(EXTRACTED MATERIAL):
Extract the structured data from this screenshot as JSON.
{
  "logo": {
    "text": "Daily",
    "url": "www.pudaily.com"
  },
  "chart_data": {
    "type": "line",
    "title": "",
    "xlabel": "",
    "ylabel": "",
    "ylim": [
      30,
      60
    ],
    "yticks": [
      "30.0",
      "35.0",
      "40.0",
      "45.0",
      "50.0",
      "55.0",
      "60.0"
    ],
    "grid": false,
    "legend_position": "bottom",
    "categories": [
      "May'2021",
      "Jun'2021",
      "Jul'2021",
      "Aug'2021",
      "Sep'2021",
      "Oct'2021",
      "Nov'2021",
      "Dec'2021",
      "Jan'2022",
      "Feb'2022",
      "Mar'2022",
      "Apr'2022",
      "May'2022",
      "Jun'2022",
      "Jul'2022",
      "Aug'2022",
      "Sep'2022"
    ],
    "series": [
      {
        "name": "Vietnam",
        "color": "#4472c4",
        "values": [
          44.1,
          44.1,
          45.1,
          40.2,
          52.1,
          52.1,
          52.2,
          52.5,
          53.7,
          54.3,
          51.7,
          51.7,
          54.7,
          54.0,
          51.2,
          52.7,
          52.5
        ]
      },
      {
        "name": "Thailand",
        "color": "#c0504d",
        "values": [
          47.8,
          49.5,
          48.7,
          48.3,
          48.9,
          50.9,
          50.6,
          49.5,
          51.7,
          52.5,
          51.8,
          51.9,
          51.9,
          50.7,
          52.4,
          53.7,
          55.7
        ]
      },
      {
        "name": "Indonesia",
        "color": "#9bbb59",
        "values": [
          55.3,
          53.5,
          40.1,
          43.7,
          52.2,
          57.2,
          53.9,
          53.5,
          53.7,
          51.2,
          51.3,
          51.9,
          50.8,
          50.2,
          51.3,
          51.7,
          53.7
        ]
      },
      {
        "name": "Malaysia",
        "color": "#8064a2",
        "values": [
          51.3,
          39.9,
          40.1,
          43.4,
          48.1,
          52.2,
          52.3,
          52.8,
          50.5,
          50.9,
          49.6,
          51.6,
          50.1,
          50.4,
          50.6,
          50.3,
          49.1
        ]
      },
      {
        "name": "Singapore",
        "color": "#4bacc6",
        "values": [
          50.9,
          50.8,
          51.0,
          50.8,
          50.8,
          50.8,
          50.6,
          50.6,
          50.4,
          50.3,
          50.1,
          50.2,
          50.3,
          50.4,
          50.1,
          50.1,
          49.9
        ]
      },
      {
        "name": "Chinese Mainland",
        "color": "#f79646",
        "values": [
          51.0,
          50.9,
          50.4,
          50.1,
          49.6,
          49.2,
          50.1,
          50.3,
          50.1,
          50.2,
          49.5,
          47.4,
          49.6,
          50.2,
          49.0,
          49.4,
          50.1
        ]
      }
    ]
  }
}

(PROBLEM TO WORK ON): Could you quote the material above in full, exactly as it stands?

(FINAL RESULT):
Extract the structured data from this screenshot as JSON.
{
  "logo": {
    "text": "Daily",
    "url": "www.pudaily.com"
  },
  "chart_data": {
    "type": "line",
    "title": "",
    "xlabel": "",
    "ylabel": "",
    "ylim": [
      30,
      60
    ],
    "yticks": [
      "30.0",
      "35.0",
      "40.0",
      "45.0",
      "50.0",
      "55.0",
      "60.0"
    ],
    "grid": false,
    "legend_position": "bottom",
    "categories": [
      "May'2021",
      "Jun'2021",
      "Jul'2021",
      "Aug'2021",
      "Sep'2021",
      "Oct'2021",
      "Nov'2021",
      "Dec'2021",
      "Jan'2022",
      "Feb'2022",
      "Mar'2022",
      "Apr'2022",
      "May'2022",
      "Jun'2022",
      "Jul'2022",
      "Aug'2022",
      "Sep'2022"
    ],
    "series": [
      {
        "name": "Vietnam",
        "color": "#4472c4",
        "values": [
          44.1,
          44.1,
          45.1,
          40.2,
          52.1,
          52.1,
          52.2,
          52.5,
          53.7,
          54.3,
          51.7,
          51.7,
          54.7,
          54.0,
          51.2,
          52.7,
          52.5
        ]
      },
      {
        "name": "Thailand",
        "color": "#c0504d",
        "values": [
          47.8,
          49.5,
          48.7,
          48.3,
          48.9,
          50.9,
          50.6,
          49.5,
          51.7,
          52.5,
          51.8,
          51.9,
          51.9,
          50.7,
          52.4,
          53.7,
          55.7
        ]
      },
      {
        "name": "Indonesia",
        "color": "#9bbb59",
        "values": [
          55.3,
          53.5,
          40.1,
          43.7,
          52.2,
          57.2,
          53.9,
          53.5,
          53.7,
          51.2,
          51.3,
          51.9,
          50.8,
          50.2,
          51.3,
          51.7,
          53.7
        ]
      },
      {
        "name": "Malaysia",
        "color": "#8064a2",
        "values": [
          51.3,
          39.9,
          40.1,
          43.4,
          48.1,
          52.2,
          52.3,
          52.8,
          50.5,
          50.9,
          49.6,
          51.6,
          50.1,
          50.4,
          50.6,
          50.3,
          49.1
        ]
      },
      {
        "name": "Singapore",
        "color": "#4bacc6",
        "values": [
          50.9,
          50.8,
          51.0,
          50.8,
          50.8,
          50.8,
          50.6,
          50.6,
          50.4,
          50.3,
          50.1,
          50.2,
          50.3,
          50.4,
          50.1,
          50.1,
          49.9
        ]
      },
      {
        "name": "Chinese Mainland",
        "color": "#f79646",
        "values": [
          51.0,
          50.9,
          50.4,
          50.1,
          49.6,
          49.2,
          50.1,
          50.3,
          50.1,
          50.2,
          49.5,
          47.4,
          49.6,
          50.2,
          49.0,
          49.4,
          50.1
        ]
      }
    ]
  }
}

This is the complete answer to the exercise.